WHAT THE TASK REQUIRES ->
In the records below, work out how many lines hold the word "icon". Report the number alone.

INPUT MATERIAL ->
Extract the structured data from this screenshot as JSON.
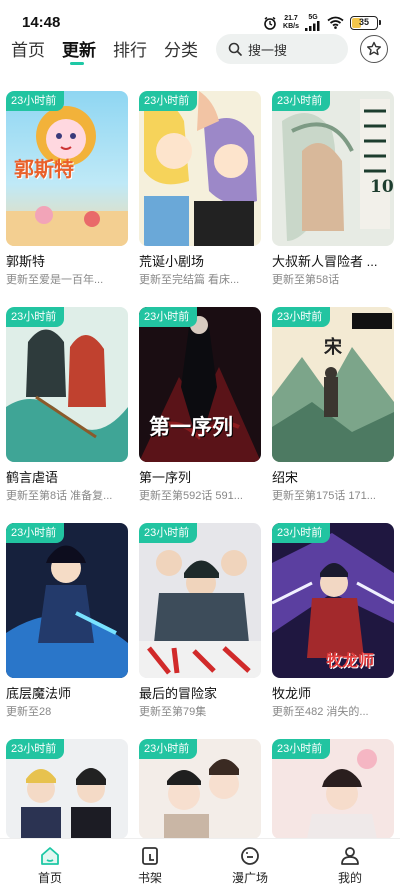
{
  "status_bar": {
    "time": "14:48",
    "net_speed_value": "21.7",
    "net_speed_unit": "KB/s",
    "signal_label": "5G",
    "battery": "35",
    "battery_level": 0.35
  },
  "header": {
    "tabs": [
      {
        "label": "首页",
        "active": false
      },
      {
        "label": "更新",
        "active": true
      },
      {
        "label": "排行",
        "active": false
      },
      {
        "label": "分类",
        "active": false
      }
    ],
    "search_placeholder": "搜一搜"
  },
  "comics": [
    {
      "badge": "23小时前",
      "title": "郭斯特",
      "subtitle": "更新至爱是一百年...",
      "cover_text": "郭斯特"
    },
    {
      "badge": "23小时前",
      "title": "荒诞小剧场",
      "subtitle": "更新至完结篇 看床...",
      "cover_text": ""
    },
    {
      "badge": "23小时前",
      "title": "大叔新人冒险者 ...",
      "subtitle": "更新至第58话",
      "cover_text": "10"
    },
    {
      "badge": "23小时前",
      "title": "鹤言虐语",
      "subtitle": "更新至第8话 准备复...",
      "cover_text": ""
    },
    {
      "badge": "23小时前",
      "title": "第一序列",
      "subtitle": "更新至第592话 591...",
      "cover_text": "第一序列"
    },
    {
      "badge": "23小时前",
      "title": "绍宋",
      "subtitle": "更新至第175话 171...",
      "cover_text": "宋"
    },
    {
      "badge": "23小时前",
      "title": "底层魔法师",
      "subtitle": "更新至28",
      "cover_text": ""
    },
    {
      "badge": "23小时前",
      "title": "最后的冒险家",
      "subtitle": "更新至第79集",
      "cover_text": ""
    },
    {
      "badge": "23小时前",
      "title": "牧龙师",
      "subtitle": "更新至482 消失的...",
      "cover_text": "牧龙师"
    },
    {
      "badge": "23小时前",
      "title": "",
      "subtitle": "",
      "cover_text": ""
    },
    {
      "badge": "23小时前",
      "title": "",
      "subtitle": "",
      "cover_text": ""
    },
    {
      "badge": "23小时前",
      "title": "",
      "subtitle": "",
      "cover_text": ""
    }
  ],
  "bottom_nav": {
    "items": [
      {
        "label": "首页",
        "icon": "home-icon"
      },
      {
        "label": "书架",
        "icon": "bookshelf-icon"
      },
      {
        "label": "漫广场",
        "icon": "square-icon"
      },
      {
        "label": "我的",
        "icon": "profile-icon"
      }
    ]
  },
  "colors": {
    "accent": "#22c4a1",
    "badge_bg": "#22c4a1",
    "search_bg": "#eef1f0"
  }
}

THE RESPONSE ->
4